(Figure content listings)
◇ ◇ ◇
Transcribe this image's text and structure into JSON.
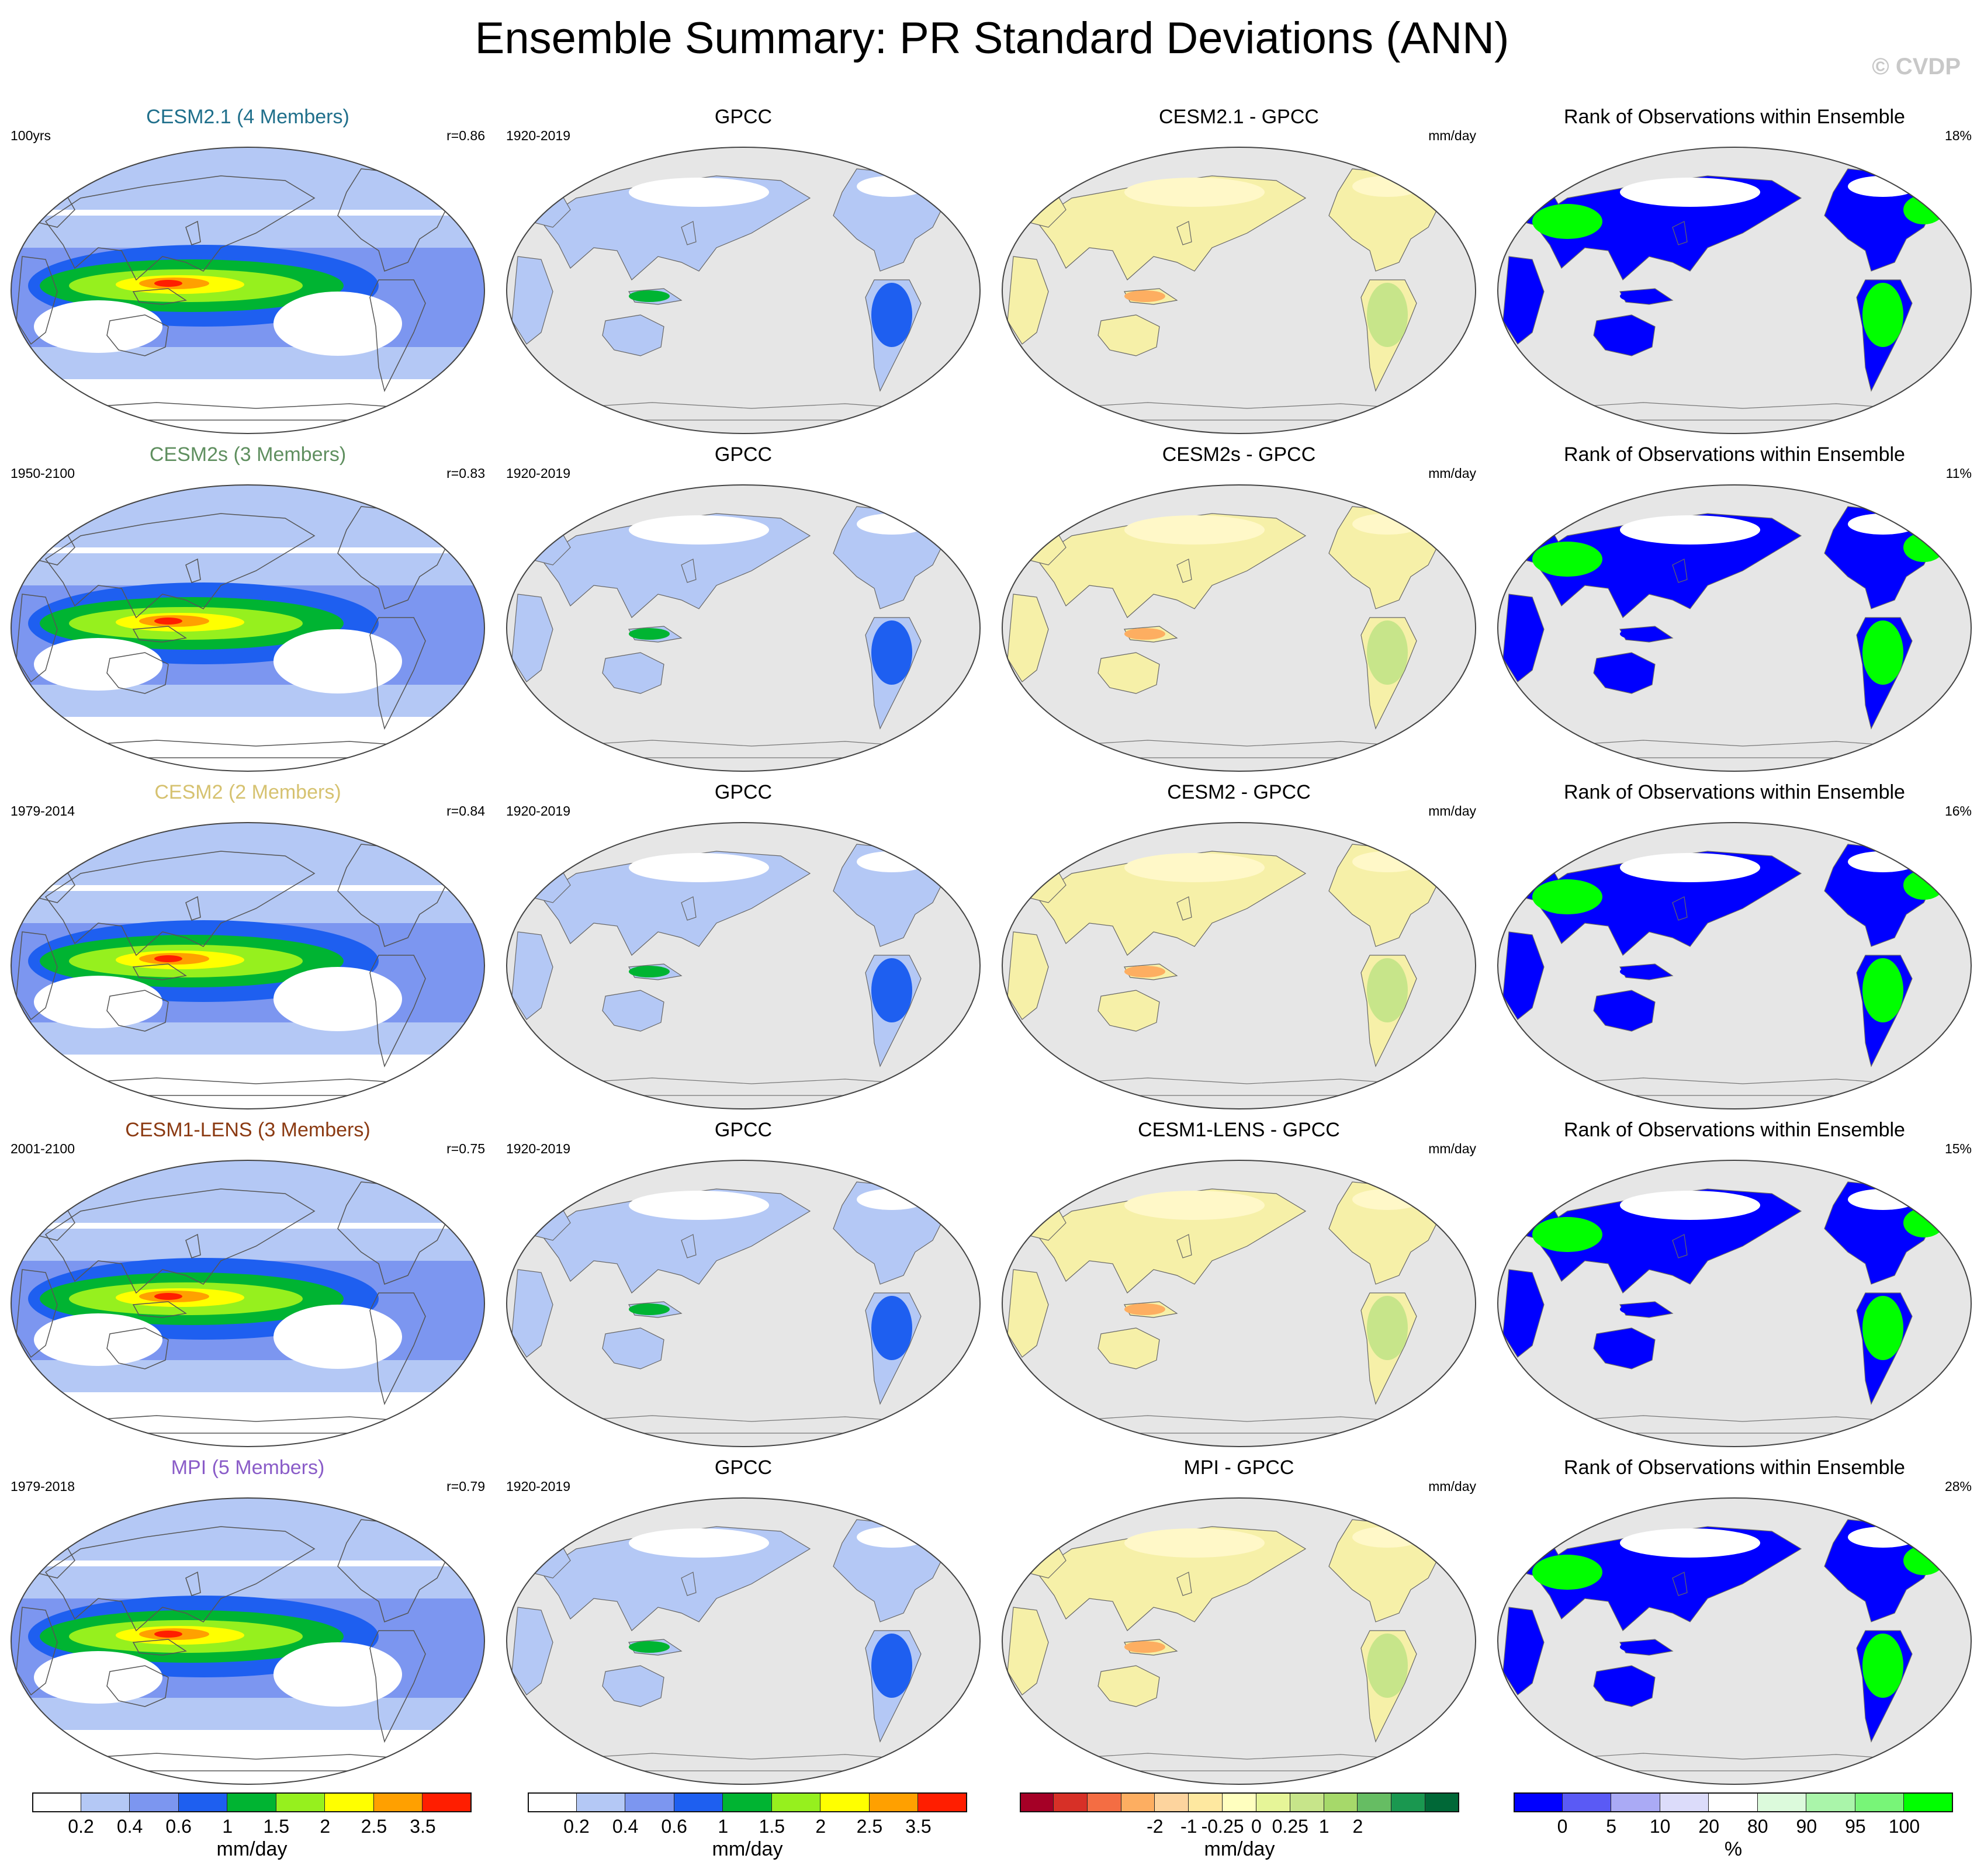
{
  "title": "Ensemble Summary: PR Standard Deviations (ANN)",
  "watermark": "© CVDP",
  "rows": [
    {
      "ens_title": "CESM2.1 (4 Members)",
      "ens_color": "#1f6f8b",
      "ens_years": "100yrs",
      "ens_r": "r=0.86",
      "obs_title": "GPCC",
      "obs_years": "1920-2019",
      "diff_title": "CESM2.1 - GPCC",
      "diff_unit": "mm/day",
      "rank_title": "Rank of Observations within Ensemble",
      "rank_pct": "18%"
    },
    {
      "ens_title": "CESM2s (3 Members)",
      "ens_color": "#5f8f5f",
      "ens_years": "1950-2100",
      "ens_r": "r=0.83",
      "obs_title": "GPCC",
      "obs_years": "1920-2019",
      "diff_title": "CESM2s - GPCC",
      "diff_unit": "mm/day",
      "rank_title": "Rank of Observations within Ensemble",
      "rank_pct": "11%"
    },
    {
      "ens_title": "CESM2 (2 Members)",
      "ens_color": "#d6c270",
      "ens_years": "1979-2014",
      "ens_r": "r=0.84",
      "obs_title": "GPCC",
      "obs_years": "1920-2019",
      "diff_title": "CESM2 - GPCC",
      "diff_unit": "mm/day",
      "rank_title": "Rank of Observations within Ensemble",
      "rank_pct": "16%"
    },
    {
      "ens_title": "CESM1-LENS (3 Members)",
      "ens_color": "#8b3a12",
      "ens_years": "2001-2100",
      "ens_r": "r=0.75",
      "obs_title": "GPCC",
      "obs_years": "1920-2019",
      "diff_title": "CESM1-LENS - GPCC",
      "diff_unit": "mm/day",
      "rank_title": "Rank of Observations within Ensemble",
      "rank_pct": "15%"
    },
    {
      "ens_title": "MPI (5 Members)",
      "ens_color": "#8a5cc8",
      "ens_years": "1979-2018",
      "ens_r": "r=0.79",
      "obs_title": "GPCC",
      "obs_years": "1920-2019",
      "diff_title": "MPI - GPCC",
      "diff_unit": "mm/day",
      "rank_title": "Rank of Observations within Ensemble",
      "rank_pct": "28%"
    }
  ],
  "colorbars": [
    {
      "unit": "mm/day",
      "colors": [
        "#ffffff",
        "#b4c8f5",
        "#7c96f0",
        "#1e5ff0",
        "#00b432",
        "#96f01e",
        "#ffff00",
        "#ffa000",
        "#ff1e00"
      ],
      "ticks": [
        "0.2",
        "0.4",
        "0.6",
        "1",
        "1.5",
        "2",
        "2.5",
        "3.5"
      ]
    },
    {
      "unit": "mm/day",
      "colors": [
        "#ffffff",
        "#b4c8f5",
        "#7c96f0",
        "#1e5ff0",
        "#00b432",
        "#96f01e",
        "#ffff00",
        "#ffa000",
        "#ff1e00"
      ],
      "ticks": [
        "0.2",
        "0.4",
        "0.6",
        "1",
        "1.5",
        "2",
        "2.5",
        "3.5"
      ]
    },
    {
      "unit": "mm/day",
      "colors": [
        "#a50026",
        "#d73027",
        "#f46d43",
        "#fdae61",
        "#fdd49e",
        "#fee8a0",
        "#ffffbf",
        "#e6f598",
        "#c7e58a",
        "#a6d96a",
        "#66bd63",
        "#1a9850",
        "#006837"
      ],
      "ticks": [
        "-2",
        "-1",
        "-0.25",
        "0",
        "0.25",
        "1",
        "2"
      ]
    },
    {
      "unit": "%",
      "colors": [
        "#0000ff",
        "#5a5af5",
        "#aaaaf5",
        "#dcdcfa",
        "#ffffff",
        "#dcfadc",
        "#aaf5aa",
        "#78f578",
        "#00ff00"
      ],
      "ticks": [
        "0",
        "5",
        "10",
        "20",
        "80",
        "90",
        "95",
        "100"
      ]
    }
  ]
}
◇ ◇ ◇
= WHAT THIS TASK INVOLVES =
Report how many lines of the listing hold the string "LENS", giving only the number.

= TASK OUTPUT =
2